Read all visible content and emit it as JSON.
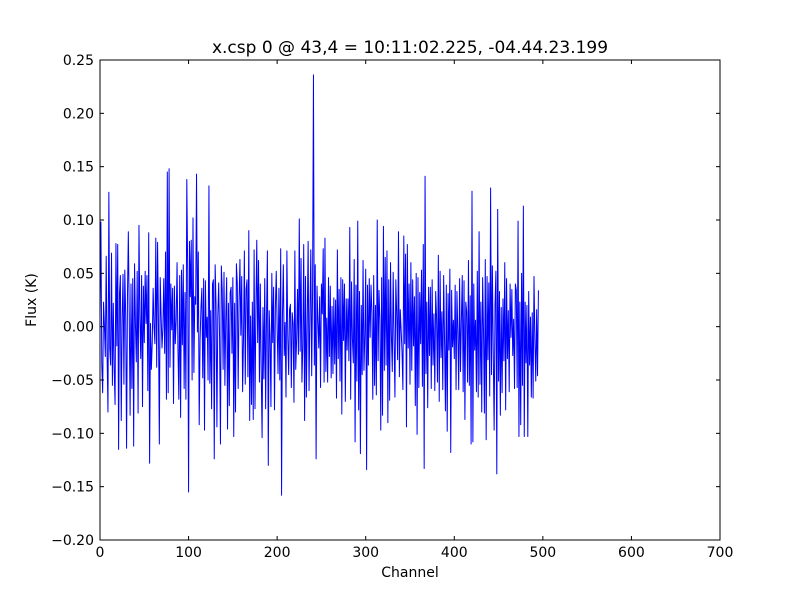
{
  "figure": {
    "background": "#ffffff"
  },
  "chart_data": {
    "type": "line",
    "title": "x.csp 0 @ 43,4 = 10:11:02.225, -04.44.23.199",
    "xlabel": "Channel",
    "ylabel": "Flux (K)",
    "xlim": [
      0,
      700
    ],
    "ylim": [
      -0.2,
      0.25
    ],
    "xticks": [
      0,
      100,
      200,
      300,
      400,
      500,
      600,
      700
    ],
    "xtick_labels": [
      "0",
      "100",
      "200",
      "300",
      "400",
      "500",
      "600",
      "700"
    ],
    "yticks": [
      -0.2,
      -0.15,
      -0.1,
      -0.05,
      0.0,
      0.05,
      0.1,
      0.15,
      0.2,
      0.25
    ],
    "ytick_labels": [
      "−0.20",
      "−0.15",
      "−0.10",
      "−0.05",
      "0.00",
      "0.05",
      "0.10",
      "0.15",
      "0.20",
      "0.25"
    ],
    "grid": false,
    "legend": "none",
    "series": [
      {
        "color": "#0000ff",
        "x_start": 0,
        "x_step": 1,
        "values": [
          0.012,
          0.098,
          -0.034,
          -0.062,
          0.023,
          0.001,
          -0.028,
          0.066,
          -0.026,
          -0.08,
          0.126,
          -0.02,
          -0.036,
          0.069,
          -0.055,
          0.022,
          -0.039,
          -0.073,
          0.078,
          -0.018,
          0.077,
          -0.115,
          0.031,
          0.048,
          -0.088,
          0.008,
          0.049,
          -0.054,
          0.053,
          0.011,
          -0.114,
          0.028,
          0.089,
          0.012,
          -0.083,
          0.04,
          -0.058,
          0.045,
          -0.112,
          0.059,
          0.003,
          -0.033,
          0.052,
          -0.081,
          0.095,
          0.009,
          -0.03,
          0.048,
          -0.075,
          0.038,
          -0.015,
          0.052,
          0.003,
          0.048,
          -0.06,
          0.088,
          -0.128,
          0.003,
          -0.04,
          -0.014,
          0.036,
          0.0,
          -0.016,
          0.083,
          -0.038,
          0.079,
          0.004,
          -0.11,
          0.046,
          0.01,
          -0.02,
          -0.001,
          0.045,
          -0.025,
          0.07,
          -0.068,
          0.145,
          -0.062,
          0.148,
          -0.038,
          0.04,
          -0.003,
          0.036,
          -0.072,
          0.038,
          -0.016,
          0.006,
          0.06,
          -0.02,
          -0.068,
          0.048,
          -0.085,
          0.053,
          -0.017,
          0.058,
          -0.058,
          0.032,
          -0.068,
          0.138,
          0.053,
          -0.155,
          0.08,
          0.028,
          0.081,
          -0.05,
          0.102,
          -0.043,
          0.028,
          0.021,
          0.143,
          -0.005,
          0.07,
          -0.092,
          -0.012,
          0.018,
          0.036,
          -0.048,
          0.045,
          -0.097,
          0.043,
          -0.01,
          0.009,
          -0.05,
          0.132,
          -0.053,
          0.015,
          -0.077,
          0.04,
          0.044,
          -0.124,
          0.058,
          0.022,
          -0.094,
          0.01,
          0.041,
          -0.01,
          -0.11,
          0.057,
          0.034,
          -0.04,
          0.051,
          -0.055,
          0.008,
          0.046,
          -0.096,
          0.022,
          -0.074,
          0.032,
          0.037,
          -0.025,
          0.046,
          -0.103,
          0.022,
          -0.08,
          0.059,
          0.041,
          -0.058,
          0.023,
          0.063,
          -0.008,
          0.047,
          -0.061,
          -0.012,
          0.071,
          -0.054,
          0.035,
          0.044,
          -0.047,
          0.09,
          -0.088,
          0.01,
          -0.073,
          0.023,
          -0.087,
          0.072,
          -0.077,
          0.014,
          0.081,
          -0.015,
          0.062,
          -0.052,
          0.04,
          -0.04,
          -0.104,
          0.018,
          -0.049,
          0.045,
          -0.077,
          0.008,
          0.071,
          -0.13,
          0.015,
          -0.01,
          -0.075,
          0.05,
          -0.015,
          0.037,
          -0.078,
          0.018,
          0.052,
          -0.001,
          -0.044,
          0.036,
          -0.05,
          0.073,
          -0.158,
          0.011,
          0.058,
          -0.027,
          0.004,
          -0.066,
          0.071,
          -0.008,
          -0.045,
          0.016,
          0.021,
          -0.057,
          0.013,
          0.003,
          -0.071,
          0.071,
          -0.04,
          -0.012,
          0.035,
          -0.026,
          0.101,
          -0.023,
          0.064,
          -0.052,
          -0.018,
          0.077,
          -0.088,
          0.047,
          -0.066,
          0.006,
          0.08,
          -0.06,
          0.01,
          0.072,
          -0.046,
          0.033,
          0.236,
          -0.036,
          0.058,
          -0.124,
          0.038,
          0.006,
          -0.02,
          0.028,
          -0.057,
          0.04,
          0.012,
          0.073,
          -0.052,
          0.083,
          -0.042,
          0.008,
          -0.052,
          0.046,
          -0.028,
          0.038,
          -0.048,
          0.019,
          -0.044,
          0.027,
          -0.035,
          0.025,
          -0.067,
          0.072,
          -0.03,
          0.035,
          -0.051,
          0.046,
          -0.082,
          0.044,
          -0.013,
          0.04,
          -0.07,
          0.026,
          -0.022,
          0.026,
          -0.032,
          0.093,
          -0.068,
          0.042,
          -0.012,
          -0.034,
          0.063,
          -0.108,
          0.039,
          -0.051,
          0.099,
          -0.078,
          0.033,
          -0.119,
          0.02,
          -0.045,
          0.062,
          -0.041,
          -0.009,
          0.054,
          -0.134,
          0.039,
          -0.036,
          0.045,
          -0.01,
          0.039,
          0.013,
          -0.068,
          0.048,
          -0.055,
          0.02,
          -0.064,
          0.1,
          -0.032,
          0.034,
          0.006,
          -0.097,
          0.046,
          -0.083,
          0.094,
          -0.041,
          0.065,
          -0.036,
          0.071,
          -0.09,
          0.044,
          -0.069,
          0.06,
          -0.009,
          -0.042,
          0.051,
          -0.012,
          -0.066,
          0.044,
          0.012,
          -0.031,
          0.089,
          -0.047,
          0.016,
          -0.003,
          -0.024,
          -0.059,
          0.085,
          -0.016,
          0.068,
          -0.094,
          0.077,
          -0.02,
          0.04,
          -0.054,
          0.06,
          -0.041,
          0.044,
          -0.018,
          0.028,
          -0.074,
          0.05,
          -0.101,
          0.046,
          -0.057,
          0.032,
          -0.016,
          0.053,
          -0.056,
          0.077,
          -0.133,
          0.141,
          -0.044,
          0.023,
          -0.076,
          0.037,
          -0.027,
          0.037,
          -0.058,
          0.044,
          -0.036,
          0.012,
          -0.06,
          0.033,
          0.008,
          -0.052,
          0.067,
          -0.07,
          0.052,
          -0.029,
          0.014,
          -0.059,
          0.048,
          -0.012,
          -0.079,
          0.039,
          -0.098,
          0.031,
          -0.022,
          0.054,
          -0.118,
          0.034,
          -0.019,
          0.006,
          -0.03,
          0.039,
          -0.059,
          0.033,
          -0.005,
          -0.059,
          0.045,
          -0.042,
          0.006,
          0.048,
          -0.061,
          0.043,
          -0.087,
          0.023,
          0.014,
          -0.052,
          0.062,
          -0.055,
          0.029,
          -0.11,
          0.127,
          -0.108,
          0.04,
          -0.022,
          0.006,
          -0.061,
          0.052,
          -0.066,
          0.089,
          -0.054,
          0.023,
          -0.08,
          0.046,
          -0.004,
          -0.081,
          0.063,
          -0.106,
          0.047,
          -0.031,
          0.041,
          -0.065,
          0.13,
          -0.045,
          0.057,
          -0.026,
          -0.097,
          0.02,
          0.052,
          -0.138,
          0.11,
          -0.051,
          0.033,
          -0.083,
          0.018,
          -0.062,
          0.026,
          -0.032,
          0.06,
          -0.078,
          0.045,
          -0.03,
          0.015,
          -0.061,
          0.04,
          -0.01,
          0.035,
          -0.027,
          0.007,
          -0.058,
          0.04,
          0.034,
          -0.057,
          0.099,
          -0.103,
          0.023,
          -0.092,
          0.05,
          -0.055,
          0.113,
          -0.103,
          0.023,
          -0.034,
          0.02,
          -0.103,
          0.033,
          -0.036,
          0.009,
          -0.066,
          0.013,
          -0.067,
          0.047,
          -0.012,
          -0.051,
          0.016,
          -0.046,
          0.034
        ]
      }
    ]
  }
}
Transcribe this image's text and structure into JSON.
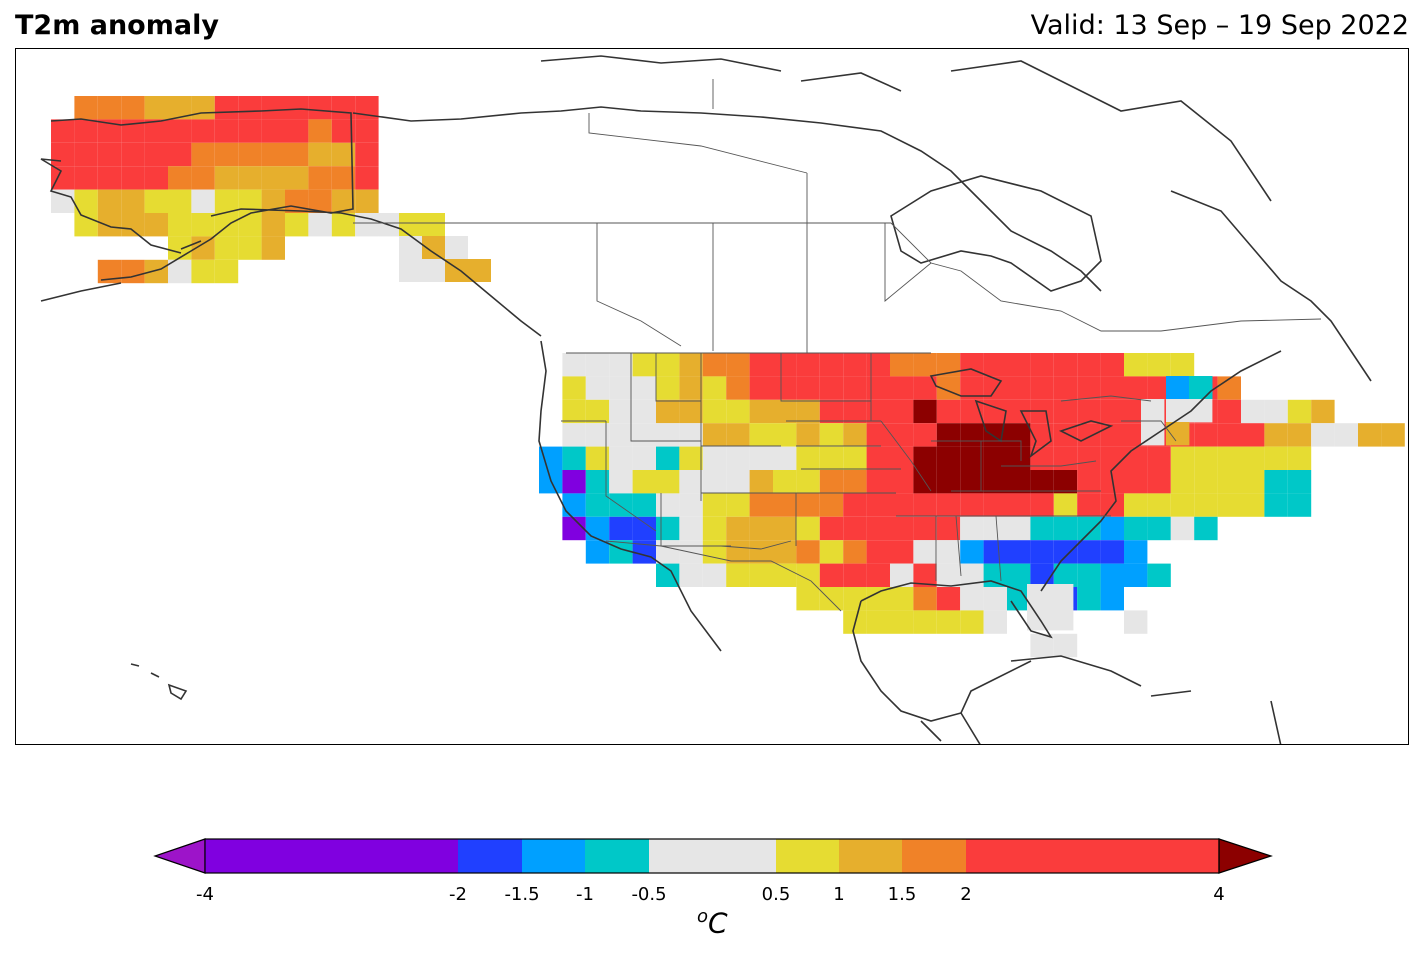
{
  "title": "T2m anomaly",
  "valid_label": "Valid: 13 Sep – 19 Sep 2022",
  "colorbar": {
    "units_base": "C",
    "units_sup": "o",
    "ticks": [
      "-4",
      "-2",
      "-1.5",
      "-1",
      "-0.5",
      "0.5",
      "1",
      "1.5",
      "2",
      "4"
    ],
    "bins": [
      {
        "range": "< -4",
        "color": "#9d14c9"
      },
      {
        "range": "-4 to -2",
        "color": "#8000e0"
      },
      {
        "range": "-2 to -1.5",
        "color": "#2040ff"
      },
      {
        "range": "-1.5 to -1",
        "color": "#00a0ff"
      },
      {
        "range": "-1 to -0.5",
        "color": "#00c8c8"
      },
      {
        "range": "-0.5 to 0.5",
        "color": "#e6e6e6"
      },
      {
        "range": "0.5 to 1",
        "color": "#e6dc32"
      },
      {
        "range": "1 to 1.5",
        "color": "#e6af2d"
      },
      {
        "range": "1.5 to 2",
        "color": "#f08228"
      },
      {
        "range": "2 to 4",
        "color": "#fa3c3c"
      },
      {
        "range": "> 4",
        "color": "#8c0000"
      }
    ]
  },
  "anomaly_regions": [
    {
      "region": "Alaska interior and north",
      "anomaly_class": "2 to 4"
    },
    {
      "region": "Southwest Alaska",
      "anomaly_class": "0.5 to 1"
    },
    {
      "region": "Alaska panhandle",
      "anomaly_class": "1 to 1.5"
    },
    {
      "region": "US Northern Plains and Upper Midwest",
      "anomaly_class": "2 to 4"
    },
    {
      "region": "Nebraska / Kansas core",
      "anomaly_class": "> 4"
    },
    {
      "region": "California coast",
      "anomaly_class": "-4 to -2"
    },
    {
      "region": "Southwest US",
      "anomaly_class": "-2 to -1.5"
    },
    {
      "region": "Southeast US (Alabama/Georgia)",
      "anomaly_class": "-2 to -1.5"
    },
    {
      "region": "Texas",
      "anomaly_class": "0.5 to 1"
    },
    {
      "region": "Florida",
      "anomaly_class": "-0.5 to 0.5"
    },
    {
      "region": "New England",
      "anomaly_class": "-1.5 to -1"
    }
  ]
}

■ Work to complete ■
Search the data for "Southwest". Copy every matching line.

■ Final result ■
      "region": "Southwest Alaska",
      "region": "Southwest US",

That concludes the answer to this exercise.